__Task inputs__
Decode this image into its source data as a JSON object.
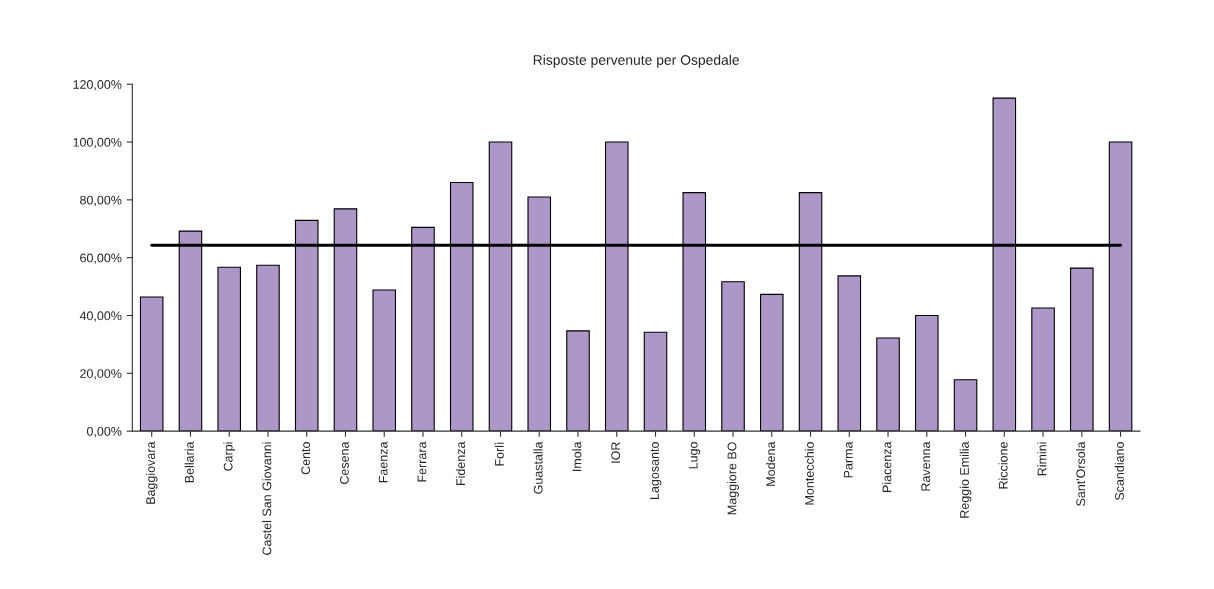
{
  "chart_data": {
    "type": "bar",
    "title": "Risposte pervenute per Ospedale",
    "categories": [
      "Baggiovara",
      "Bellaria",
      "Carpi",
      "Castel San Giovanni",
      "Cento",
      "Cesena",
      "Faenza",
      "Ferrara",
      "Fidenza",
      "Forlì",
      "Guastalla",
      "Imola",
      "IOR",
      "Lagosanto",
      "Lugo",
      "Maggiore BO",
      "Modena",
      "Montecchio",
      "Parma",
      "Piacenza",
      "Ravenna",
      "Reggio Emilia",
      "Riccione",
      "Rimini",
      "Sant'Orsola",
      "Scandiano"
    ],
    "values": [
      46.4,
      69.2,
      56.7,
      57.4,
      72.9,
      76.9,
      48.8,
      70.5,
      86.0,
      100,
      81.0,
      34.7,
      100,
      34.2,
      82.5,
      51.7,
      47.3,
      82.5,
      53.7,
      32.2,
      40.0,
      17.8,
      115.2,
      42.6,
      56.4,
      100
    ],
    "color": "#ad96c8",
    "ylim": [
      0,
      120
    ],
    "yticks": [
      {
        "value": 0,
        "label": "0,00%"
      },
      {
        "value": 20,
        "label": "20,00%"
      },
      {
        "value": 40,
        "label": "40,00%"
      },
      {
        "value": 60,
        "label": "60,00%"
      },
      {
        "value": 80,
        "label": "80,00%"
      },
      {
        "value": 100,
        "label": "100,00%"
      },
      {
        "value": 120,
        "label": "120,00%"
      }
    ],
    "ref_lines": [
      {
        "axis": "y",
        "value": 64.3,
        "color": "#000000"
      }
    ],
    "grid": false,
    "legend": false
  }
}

--

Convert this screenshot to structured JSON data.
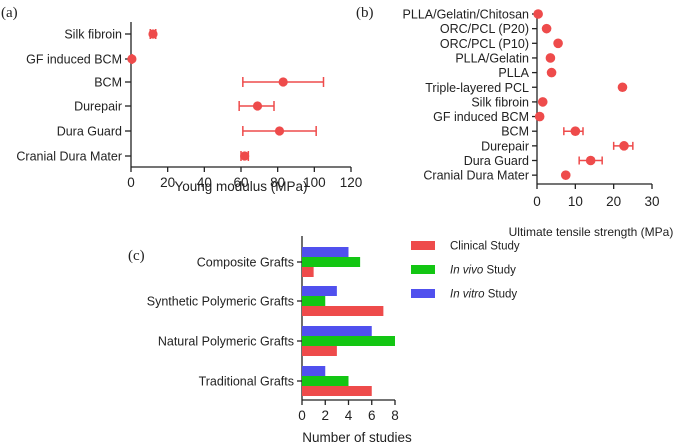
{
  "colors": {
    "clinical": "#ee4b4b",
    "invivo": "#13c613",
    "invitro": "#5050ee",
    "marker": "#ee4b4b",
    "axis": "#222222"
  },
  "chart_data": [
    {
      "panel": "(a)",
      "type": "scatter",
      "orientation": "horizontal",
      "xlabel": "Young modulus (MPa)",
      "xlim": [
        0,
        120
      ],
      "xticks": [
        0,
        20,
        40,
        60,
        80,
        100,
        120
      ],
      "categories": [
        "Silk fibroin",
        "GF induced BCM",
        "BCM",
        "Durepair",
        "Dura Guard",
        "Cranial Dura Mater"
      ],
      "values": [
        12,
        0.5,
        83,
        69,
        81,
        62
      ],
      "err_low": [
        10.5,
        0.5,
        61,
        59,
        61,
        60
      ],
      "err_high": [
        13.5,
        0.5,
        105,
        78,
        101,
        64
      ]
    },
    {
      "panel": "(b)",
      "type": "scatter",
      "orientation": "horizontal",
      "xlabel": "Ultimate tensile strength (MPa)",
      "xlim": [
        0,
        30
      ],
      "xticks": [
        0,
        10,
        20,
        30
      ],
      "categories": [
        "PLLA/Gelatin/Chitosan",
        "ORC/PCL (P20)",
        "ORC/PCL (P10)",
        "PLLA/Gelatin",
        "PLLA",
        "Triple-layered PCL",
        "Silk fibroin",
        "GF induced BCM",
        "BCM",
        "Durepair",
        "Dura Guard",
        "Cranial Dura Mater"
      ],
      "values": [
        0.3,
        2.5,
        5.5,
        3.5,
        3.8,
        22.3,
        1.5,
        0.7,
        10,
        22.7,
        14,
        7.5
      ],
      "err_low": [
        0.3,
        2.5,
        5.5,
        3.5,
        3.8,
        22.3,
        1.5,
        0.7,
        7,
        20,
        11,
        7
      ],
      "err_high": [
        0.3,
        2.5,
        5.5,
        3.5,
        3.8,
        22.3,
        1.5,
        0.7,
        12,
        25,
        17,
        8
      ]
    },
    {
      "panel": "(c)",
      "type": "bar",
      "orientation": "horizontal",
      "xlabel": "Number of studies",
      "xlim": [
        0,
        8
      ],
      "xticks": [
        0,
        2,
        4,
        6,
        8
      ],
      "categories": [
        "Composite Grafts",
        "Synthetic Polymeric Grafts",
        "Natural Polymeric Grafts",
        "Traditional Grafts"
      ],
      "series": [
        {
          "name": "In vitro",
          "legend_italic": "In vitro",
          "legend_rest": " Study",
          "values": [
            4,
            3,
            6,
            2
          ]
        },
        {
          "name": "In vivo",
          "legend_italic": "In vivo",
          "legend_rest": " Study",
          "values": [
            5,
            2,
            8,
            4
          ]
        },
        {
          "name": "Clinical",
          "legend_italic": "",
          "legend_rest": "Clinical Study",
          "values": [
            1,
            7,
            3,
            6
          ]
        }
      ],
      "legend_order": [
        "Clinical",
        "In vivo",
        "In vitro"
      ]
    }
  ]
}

* * *

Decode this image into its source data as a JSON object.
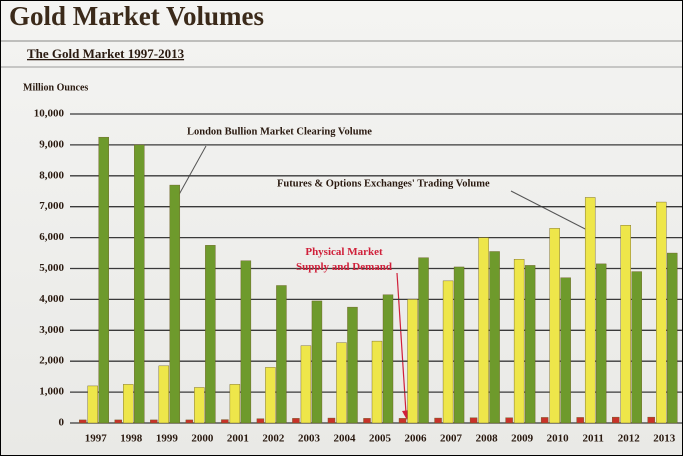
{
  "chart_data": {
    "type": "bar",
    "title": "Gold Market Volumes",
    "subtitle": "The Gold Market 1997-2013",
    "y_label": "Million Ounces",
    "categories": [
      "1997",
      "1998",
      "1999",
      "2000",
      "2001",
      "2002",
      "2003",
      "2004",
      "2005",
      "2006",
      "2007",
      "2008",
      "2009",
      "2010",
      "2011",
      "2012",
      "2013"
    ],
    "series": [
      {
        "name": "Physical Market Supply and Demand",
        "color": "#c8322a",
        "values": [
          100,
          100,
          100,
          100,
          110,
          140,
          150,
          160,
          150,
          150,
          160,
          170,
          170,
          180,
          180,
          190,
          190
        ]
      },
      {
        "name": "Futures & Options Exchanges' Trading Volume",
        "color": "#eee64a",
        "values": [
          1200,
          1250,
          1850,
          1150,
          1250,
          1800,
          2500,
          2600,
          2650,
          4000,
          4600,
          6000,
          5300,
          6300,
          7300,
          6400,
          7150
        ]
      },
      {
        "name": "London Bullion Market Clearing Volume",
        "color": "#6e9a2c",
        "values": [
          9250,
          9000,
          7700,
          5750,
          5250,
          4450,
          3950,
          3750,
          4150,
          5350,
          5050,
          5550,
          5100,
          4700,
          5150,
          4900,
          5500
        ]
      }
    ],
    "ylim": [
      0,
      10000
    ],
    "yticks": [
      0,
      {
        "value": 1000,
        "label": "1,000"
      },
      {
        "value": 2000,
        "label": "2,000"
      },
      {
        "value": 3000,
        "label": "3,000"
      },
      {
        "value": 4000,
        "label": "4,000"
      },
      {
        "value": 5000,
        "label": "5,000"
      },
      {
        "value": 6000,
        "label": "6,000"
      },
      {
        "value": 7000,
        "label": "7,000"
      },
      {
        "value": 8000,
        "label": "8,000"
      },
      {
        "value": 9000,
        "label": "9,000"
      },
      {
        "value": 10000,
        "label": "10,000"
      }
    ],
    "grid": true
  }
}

__Exercise requirements__
Using the listing above, work out how many of its lines include "xlabel", and give only the result.

__Output for this exercise__
3